Directions for this task: Count how many of the rows below contain the string "name". Reply with the number alone.

★ ★ ★ ★ ★

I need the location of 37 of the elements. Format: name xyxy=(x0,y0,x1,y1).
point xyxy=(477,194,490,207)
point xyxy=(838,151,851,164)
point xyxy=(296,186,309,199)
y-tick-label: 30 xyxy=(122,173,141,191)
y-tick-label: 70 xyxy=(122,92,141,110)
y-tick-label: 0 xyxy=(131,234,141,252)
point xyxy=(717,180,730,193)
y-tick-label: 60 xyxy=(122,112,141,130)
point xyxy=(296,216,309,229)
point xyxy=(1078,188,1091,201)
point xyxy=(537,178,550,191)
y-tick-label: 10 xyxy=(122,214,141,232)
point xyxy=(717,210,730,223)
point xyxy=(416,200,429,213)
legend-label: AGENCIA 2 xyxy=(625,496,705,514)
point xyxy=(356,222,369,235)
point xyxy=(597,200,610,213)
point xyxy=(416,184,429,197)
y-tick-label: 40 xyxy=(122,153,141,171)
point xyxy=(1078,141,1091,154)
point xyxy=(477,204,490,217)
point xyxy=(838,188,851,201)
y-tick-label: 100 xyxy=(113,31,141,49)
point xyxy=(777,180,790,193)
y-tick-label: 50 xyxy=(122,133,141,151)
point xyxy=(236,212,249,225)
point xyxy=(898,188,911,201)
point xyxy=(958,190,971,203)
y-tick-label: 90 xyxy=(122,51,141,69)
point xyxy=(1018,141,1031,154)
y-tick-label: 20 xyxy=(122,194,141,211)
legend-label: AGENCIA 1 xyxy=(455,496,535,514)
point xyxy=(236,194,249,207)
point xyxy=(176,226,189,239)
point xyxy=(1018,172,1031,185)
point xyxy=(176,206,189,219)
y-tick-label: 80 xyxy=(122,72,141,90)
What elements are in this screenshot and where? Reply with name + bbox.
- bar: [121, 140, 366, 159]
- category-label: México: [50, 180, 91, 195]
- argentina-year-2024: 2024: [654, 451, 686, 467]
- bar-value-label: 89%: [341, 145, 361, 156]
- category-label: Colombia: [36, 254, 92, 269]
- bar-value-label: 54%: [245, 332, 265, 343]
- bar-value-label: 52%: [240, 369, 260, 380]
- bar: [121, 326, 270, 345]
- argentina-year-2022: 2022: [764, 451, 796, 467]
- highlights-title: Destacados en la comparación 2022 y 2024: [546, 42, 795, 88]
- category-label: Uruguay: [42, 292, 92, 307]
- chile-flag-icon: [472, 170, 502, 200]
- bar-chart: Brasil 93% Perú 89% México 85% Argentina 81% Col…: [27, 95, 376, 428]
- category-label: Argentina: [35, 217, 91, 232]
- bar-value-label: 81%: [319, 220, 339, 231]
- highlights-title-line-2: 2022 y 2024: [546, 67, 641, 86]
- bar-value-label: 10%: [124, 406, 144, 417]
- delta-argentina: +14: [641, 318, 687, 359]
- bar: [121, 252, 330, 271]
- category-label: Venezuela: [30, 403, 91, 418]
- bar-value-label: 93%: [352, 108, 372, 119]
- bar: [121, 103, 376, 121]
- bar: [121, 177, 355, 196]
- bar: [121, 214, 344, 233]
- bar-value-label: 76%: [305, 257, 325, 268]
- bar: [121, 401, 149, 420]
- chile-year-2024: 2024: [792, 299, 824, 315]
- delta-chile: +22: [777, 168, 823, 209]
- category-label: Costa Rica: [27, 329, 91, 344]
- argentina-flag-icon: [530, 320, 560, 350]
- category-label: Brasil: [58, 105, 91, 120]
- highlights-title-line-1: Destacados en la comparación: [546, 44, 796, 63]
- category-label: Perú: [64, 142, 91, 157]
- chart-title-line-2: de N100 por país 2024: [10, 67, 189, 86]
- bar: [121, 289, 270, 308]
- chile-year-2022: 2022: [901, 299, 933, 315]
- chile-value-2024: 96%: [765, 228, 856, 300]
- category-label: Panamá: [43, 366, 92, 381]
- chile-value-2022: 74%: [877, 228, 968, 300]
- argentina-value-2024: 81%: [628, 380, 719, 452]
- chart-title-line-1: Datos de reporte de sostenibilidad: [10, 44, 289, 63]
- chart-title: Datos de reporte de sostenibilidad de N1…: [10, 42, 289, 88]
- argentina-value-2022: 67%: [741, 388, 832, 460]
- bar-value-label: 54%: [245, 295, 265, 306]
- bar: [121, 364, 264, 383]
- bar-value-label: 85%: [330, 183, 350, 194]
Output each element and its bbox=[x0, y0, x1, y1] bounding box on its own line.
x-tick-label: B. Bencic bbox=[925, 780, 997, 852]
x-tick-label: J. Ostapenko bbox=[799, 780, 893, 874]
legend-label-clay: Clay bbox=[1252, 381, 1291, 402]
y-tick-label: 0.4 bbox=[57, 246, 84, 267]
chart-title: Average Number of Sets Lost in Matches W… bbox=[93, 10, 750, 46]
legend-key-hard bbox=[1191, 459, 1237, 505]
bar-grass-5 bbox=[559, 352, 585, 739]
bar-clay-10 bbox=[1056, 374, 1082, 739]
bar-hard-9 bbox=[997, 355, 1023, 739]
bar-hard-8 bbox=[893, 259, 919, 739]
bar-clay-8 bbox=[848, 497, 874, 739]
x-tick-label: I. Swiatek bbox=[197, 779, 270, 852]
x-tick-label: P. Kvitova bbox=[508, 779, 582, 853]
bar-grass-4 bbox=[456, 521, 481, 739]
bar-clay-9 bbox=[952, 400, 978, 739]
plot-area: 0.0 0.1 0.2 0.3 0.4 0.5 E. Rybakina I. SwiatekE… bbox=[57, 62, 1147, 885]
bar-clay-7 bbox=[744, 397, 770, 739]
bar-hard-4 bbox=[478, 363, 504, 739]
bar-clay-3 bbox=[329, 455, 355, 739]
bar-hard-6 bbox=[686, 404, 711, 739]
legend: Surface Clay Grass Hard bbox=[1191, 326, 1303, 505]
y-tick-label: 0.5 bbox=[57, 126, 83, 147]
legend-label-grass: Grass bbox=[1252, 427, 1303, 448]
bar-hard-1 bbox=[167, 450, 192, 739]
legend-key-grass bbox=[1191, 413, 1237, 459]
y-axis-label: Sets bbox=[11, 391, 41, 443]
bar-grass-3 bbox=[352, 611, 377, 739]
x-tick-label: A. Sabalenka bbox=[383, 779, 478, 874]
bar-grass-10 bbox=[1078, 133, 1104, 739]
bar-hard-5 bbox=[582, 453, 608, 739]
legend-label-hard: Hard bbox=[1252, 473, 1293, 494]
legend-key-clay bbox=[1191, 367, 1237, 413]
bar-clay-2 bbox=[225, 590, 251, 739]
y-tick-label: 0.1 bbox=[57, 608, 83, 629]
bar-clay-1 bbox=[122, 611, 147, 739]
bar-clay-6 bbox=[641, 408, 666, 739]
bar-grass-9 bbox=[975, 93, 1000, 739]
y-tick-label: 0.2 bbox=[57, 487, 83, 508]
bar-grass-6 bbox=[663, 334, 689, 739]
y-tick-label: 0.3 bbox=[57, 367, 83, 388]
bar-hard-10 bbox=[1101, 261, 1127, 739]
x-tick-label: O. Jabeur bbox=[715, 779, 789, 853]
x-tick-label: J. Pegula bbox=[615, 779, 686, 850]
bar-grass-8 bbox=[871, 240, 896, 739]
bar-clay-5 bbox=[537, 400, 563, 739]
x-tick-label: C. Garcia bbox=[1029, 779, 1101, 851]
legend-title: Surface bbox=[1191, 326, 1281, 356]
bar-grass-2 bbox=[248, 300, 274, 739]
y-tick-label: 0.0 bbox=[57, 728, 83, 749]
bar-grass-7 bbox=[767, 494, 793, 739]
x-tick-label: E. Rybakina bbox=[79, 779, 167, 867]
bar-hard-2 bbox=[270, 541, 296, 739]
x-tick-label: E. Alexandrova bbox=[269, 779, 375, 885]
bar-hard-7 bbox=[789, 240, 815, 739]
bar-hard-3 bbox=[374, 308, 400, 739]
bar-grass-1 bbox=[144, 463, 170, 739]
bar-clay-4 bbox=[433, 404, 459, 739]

★ ★ ★ ★ ★

Exercise output: 2